▶ [PROBLEM DETAILS] Using the entries that follow, collect the lines where the word "being" appears.

▶ [DATA PROVIDED]
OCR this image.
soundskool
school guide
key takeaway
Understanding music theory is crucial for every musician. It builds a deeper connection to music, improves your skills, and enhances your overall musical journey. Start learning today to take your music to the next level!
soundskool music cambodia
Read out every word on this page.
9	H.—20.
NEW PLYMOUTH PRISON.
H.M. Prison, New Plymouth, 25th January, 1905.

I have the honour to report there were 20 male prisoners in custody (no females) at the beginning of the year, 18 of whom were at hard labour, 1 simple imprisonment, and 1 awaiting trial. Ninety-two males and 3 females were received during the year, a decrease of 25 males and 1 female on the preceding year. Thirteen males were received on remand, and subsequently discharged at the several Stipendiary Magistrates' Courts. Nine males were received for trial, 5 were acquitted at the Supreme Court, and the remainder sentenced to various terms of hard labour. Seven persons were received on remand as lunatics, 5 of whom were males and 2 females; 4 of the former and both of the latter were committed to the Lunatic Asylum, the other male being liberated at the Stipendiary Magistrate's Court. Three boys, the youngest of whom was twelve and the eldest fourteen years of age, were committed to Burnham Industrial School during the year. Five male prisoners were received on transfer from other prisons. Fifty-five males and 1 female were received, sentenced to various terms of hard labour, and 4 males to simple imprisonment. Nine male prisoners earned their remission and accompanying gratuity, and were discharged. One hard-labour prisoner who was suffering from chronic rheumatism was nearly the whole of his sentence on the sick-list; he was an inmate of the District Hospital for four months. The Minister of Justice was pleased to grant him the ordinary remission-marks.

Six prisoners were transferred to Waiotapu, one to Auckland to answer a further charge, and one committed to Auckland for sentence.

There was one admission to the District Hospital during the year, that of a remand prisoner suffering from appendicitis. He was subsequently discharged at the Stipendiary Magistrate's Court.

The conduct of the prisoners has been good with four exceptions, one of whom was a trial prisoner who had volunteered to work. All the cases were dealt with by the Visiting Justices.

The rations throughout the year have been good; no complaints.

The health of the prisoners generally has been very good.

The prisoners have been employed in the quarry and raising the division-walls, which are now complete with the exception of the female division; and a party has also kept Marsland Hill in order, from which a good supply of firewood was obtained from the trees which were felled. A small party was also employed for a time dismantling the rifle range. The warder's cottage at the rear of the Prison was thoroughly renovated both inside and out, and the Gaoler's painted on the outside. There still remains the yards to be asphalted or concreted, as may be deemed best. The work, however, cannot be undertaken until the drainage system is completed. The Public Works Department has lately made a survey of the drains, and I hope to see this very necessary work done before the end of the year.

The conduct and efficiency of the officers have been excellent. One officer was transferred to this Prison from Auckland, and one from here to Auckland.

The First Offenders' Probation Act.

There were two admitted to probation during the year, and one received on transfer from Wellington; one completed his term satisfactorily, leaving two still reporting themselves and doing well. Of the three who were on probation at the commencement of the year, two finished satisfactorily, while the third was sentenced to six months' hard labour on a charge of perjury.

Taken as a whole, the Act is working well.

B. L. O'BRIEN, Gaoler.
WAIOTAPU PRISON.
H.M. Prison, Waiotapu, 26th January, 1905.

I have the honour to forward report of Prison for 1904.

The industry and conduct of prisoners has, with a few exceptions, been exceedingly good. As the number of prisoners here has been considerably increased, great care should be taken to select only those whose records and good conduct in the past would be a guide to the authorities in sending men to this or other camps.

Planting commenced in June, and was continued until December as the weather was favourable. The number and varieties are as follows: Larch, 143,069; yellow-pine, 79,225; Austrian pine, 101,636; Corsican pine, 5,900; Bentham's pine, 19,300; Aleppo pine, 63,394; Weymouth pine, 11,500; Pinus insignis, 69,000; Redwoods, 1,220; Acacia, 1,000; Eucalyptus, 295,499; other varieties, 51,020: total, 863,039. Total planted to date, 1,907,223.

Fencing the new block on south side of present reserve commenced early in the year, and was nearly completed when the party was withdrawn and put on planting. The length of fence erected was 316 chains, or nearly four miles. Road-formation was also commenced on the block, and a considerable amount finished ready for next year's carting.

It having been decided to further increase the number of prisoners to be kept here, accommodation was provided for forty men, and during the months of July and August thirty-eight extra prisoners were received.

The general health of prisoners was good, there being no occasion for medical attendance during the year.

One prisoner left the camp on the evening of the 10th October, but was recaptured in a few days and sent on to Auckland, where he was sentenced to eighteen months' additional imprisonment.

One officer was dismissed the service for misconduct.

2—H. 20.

▶ [WRITTEN RESPONSE]
I have the honour to report there were 20 male prisoners in custody (no females) at the beginning of the year, 18 of whom were at hard labour, 1 simple imprisonment, and 1 awaiting trial. Ninety-two males and 3 females were received during the year, a decrease of 25 males and 1 female on the preceding year. Thirteen males were received on remand, and subsequently discharged at the several Stipendiary Magistrates' Courts. Nine males were received for trial, 5 were acquitted at the Supreme Court, and the remainder sentenced to various terms of hard labour. Seven persons were received on remand as lunatics, 5 of whom were males and 2 females; 4 of the former and both of the latter were committed to the Lunatic Asylum, the other male being liberated at the Stipendiary Magistrate's Court. Three boys, the youngest of whom was twelve and the eldest fourteen years of age, were committed to Burnham Industrial School during the year. Five male prisoners were received on transfer from other prisons. Fifty-five males and 1 female were received, sentenced to various terms of hard labour, and 4 males to simple imprisonment. Nine male prisoners earned their remission and accompanying gratuity, and were discharged. One hard-labour prisoner who was suffering from chronic rheumatism was nearly the whole of his sentence on the sick-list; he was an inmate of the District Hospital for four months. The Minister of Justice was pleased to grant him the ordinary remission-marks.
The general health of prisoners was good, there being no occasion for medical attendance during the year.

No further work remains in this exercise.